Problem 1: In the forum post, translate this sentence into Spanish: "We are sleeping in separate rooms and not talking much."
Problem 2: According to the forum post, how long has the poster been with DH?
Problem 3: Based on the forum post, does each statement agree with it? Answer yes or no and quote the words that decide it. (a) The poster read a text from a woman on DH's mobile in January 2010. (b) DH booked the hotel room himself. (c) The poster and DH fell in love at university.

Mumsnet has not checked the qualifications of anyone posting here. If you need help urgently or expert advice, please see our domestic violence webguide and/or relationships webguide. Many Mumsnetters experiencing domestic abuse have found this thread helpful: Listen up, everybody

DH nearly kissed a stranger - broke my trust what do i do?

115 replies

lonelybee · 12/12/2011 09:03

woman with kisses signed off. On confronting him he confessed to have texted an escort service for some company and purely out of curiosity. I flipped - we talked - we agreed to work on things - all of this took me a year to forgive him and get back on track. We were happy then or so I thought. We have had issues in the bedroom department - barely have sex once a month, but i didn't think much of it. I know stupid me! Thinking he was comfortable with us not constantly at it like rabbits. We love each other and always kissed, snogged, cuddled lots and the occasional frisking in bed

This weekend after nearly 2 years, I read a message on his phone again, this time asking a girl if 15mins includes french kissing or not and meet up at a room in a cheap hotel in the same city. The escort or whatever agency thsi was booked the hotel. i confronted him and he said he walked up to the room but never did anything. he said it was just purely his sexual urges but never anything more. The usual begs for forgiveness, but this time i am too hurt and sad as weeks ago i had been on the TTC forums discussing how excited i am to be starting a family and now this happens. He admitted that its happened 3 times before but its just a thrill he gets from texting. Hes very shy when it comes to women in general, but he did say he went up to the room and knocked on the door and then turned back. (I am not sure if i believe that)

We are sleeping in separate rooms and not talking much. my eyes are a bit sore and i am not sure what to do. I dont want to leave him as we have so much love in our marraige but what do i do about the lack of trust? Do i give him a third chance? Marraige counselling? Leaving him is too difficult to think about and sadly I love him very much. Has anyone experienced this situation before?

OP posts:
lonelybee · 12/12/2011 09:08

Oh I think the start of that message got wiped off... let me repost:

We have been together for 10 years, fell in love at university, got married, got a lovely house, still in love (or so I think). In Jan 2010 I read a text on DH's mobile from a woman with kisses signed off. On confronting him he confessed to have texted an escort service for some company and purely out of curiosity. I flipped - we talked - we agreed to work on things - all of this took me a year to forgive him and get back on track. We were happy then or so I thought. We have had issues in the bedroom department - barely have sex once a month, but i didn't think much of it. I know stupid me! Thinking he was comfortable with us not constantly at it like rabbits. We love each other and always kissed, snogged, cuddled lots and the occasional frisking in bed

This weekend after nearly 2 years, I read a message on his phone again, this time asking a girl if 15mins includes french kissing or not and meet up at a room in a cheap hotel in the same city. The escort or whatever agency thsi was booked the hotel. i confronted him and he said he walked up to the room but never did anything. he said it was just purely his sexual urges but never anything more. The usual begs for forgiveness, but this time i am too hurt and sad as weeks ago i had been on the TTC forums discussing how excited i am to be starting a family and now this happens. He admitted that its happened 3 times before but its just a thrill he gets from texting. Hes very shy when it comes to women in general, but he did say he went up to the room and knocked on the door and then turned back. (I am not sure if i believe that)

Dataset entries:
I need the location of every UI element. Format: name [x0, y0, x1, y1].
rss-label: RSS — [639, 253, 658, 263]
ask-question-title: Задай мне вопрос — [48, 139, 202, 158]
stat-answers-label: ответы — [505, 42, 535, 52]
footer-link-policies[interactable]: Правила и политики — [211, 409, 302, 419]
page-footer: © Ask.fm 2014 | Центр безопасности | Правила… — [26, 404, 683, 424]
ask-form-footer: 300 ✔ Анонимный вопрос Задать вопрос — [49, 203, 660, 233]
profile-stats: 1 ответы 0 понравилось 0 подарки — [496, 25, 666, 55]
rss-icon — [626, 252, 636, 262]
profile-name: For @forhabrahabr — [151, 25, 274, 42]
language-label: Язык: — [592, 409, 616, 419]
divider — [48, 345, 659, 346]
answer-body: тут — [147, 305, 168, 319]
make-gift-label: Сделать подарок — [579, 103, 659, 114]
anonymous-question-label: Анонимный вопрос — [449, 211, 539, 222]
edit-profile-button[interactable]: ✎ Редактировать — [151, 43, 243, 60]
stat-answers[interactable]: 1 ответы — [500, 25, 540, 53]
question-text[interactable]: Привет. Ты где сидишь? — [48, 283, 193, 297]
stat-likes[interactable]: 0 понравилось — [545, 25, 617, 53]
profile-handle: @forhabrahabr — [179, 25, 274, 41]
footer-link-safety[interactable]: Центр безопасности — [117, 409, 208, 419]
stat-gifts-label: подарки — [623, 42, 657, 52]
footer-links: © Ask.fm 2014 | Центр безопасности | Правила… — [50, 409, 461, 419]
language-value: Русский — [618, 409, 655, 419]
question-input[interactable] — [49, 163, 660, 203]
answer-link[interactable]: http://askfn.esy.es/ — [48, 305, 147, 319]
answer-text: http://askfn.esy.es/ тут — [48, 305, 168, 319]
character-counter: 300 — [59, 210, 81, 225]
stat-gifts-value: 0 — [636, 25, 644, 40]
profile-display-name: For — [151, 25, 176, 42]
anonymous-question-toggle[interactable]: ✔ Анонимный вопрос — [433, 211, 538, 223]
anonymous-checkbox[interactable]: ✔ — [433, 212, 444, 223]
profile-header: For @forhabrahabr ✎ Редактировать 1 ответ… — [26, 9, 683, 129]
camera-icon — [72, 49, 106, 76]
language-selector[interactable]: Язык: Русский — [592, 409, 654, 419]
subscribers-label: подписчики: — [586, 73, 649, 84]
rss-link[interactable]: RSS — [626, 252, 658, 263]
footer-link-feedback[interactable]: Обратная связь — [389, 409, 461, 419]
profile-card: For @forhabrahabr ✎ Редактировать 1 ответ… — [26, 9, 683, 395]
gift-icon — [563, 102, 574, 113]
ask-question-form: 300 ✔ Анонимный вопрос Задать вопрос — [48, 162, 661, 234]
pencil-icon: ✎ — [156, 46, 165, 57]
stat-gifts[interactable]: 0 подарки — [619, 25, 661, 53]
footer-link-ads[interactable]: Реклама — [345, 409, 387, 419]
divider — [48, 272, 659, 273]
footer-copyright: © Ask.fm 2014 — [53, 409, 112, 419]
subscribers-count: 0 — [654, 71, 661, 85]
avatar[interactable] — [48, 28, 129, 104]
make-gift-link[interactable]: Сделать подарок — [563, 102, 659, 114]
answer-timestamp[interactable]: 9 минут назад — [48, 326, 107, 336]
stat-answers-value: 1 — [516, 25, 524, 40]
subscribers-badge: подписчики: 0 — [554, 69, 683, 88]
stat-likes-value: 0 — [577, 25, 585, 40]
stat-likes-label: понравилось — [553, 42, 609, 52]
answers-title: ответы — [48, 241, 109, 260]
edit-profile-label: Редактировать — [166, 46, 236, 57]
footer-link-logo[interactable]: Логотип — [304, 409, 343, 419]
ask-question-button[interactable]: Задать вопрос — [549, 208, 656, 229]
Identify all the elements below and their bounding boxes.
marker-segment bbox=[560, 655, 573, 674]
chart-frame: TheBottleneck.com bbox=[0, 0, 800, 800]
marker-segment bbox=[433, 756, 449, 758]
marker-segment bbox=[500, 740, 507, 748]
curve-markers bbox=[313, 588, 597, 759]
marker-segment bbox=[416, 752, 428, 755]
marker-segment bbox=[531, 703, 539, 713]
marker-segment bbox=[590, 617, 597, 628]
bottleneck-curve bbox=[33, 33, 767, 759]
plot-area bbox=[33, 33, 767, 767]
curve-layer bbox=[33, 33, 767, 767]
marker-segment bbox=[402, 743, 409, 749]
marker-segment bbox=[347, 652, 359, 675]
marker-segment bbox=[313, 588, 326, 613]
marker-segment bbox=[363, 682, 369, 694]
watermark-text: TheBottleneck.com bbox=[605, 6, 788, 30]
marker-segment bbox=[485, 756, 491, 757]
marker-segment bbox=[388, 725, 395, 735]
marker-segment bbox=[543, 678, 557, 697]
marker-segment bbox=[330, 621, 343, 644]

Task response 1: Dormimos en habitaciones separadas y no hablamos mucho.

Task response 2: 10 years.

Task response 3:
(a) Yes: "In Jan 2010 I read a text on DH's mobile from a woman with kisses signed off."
(b) No: "The escort or whatever agency thsi was booked the hotel."
(c) Yes: "fell in love at university"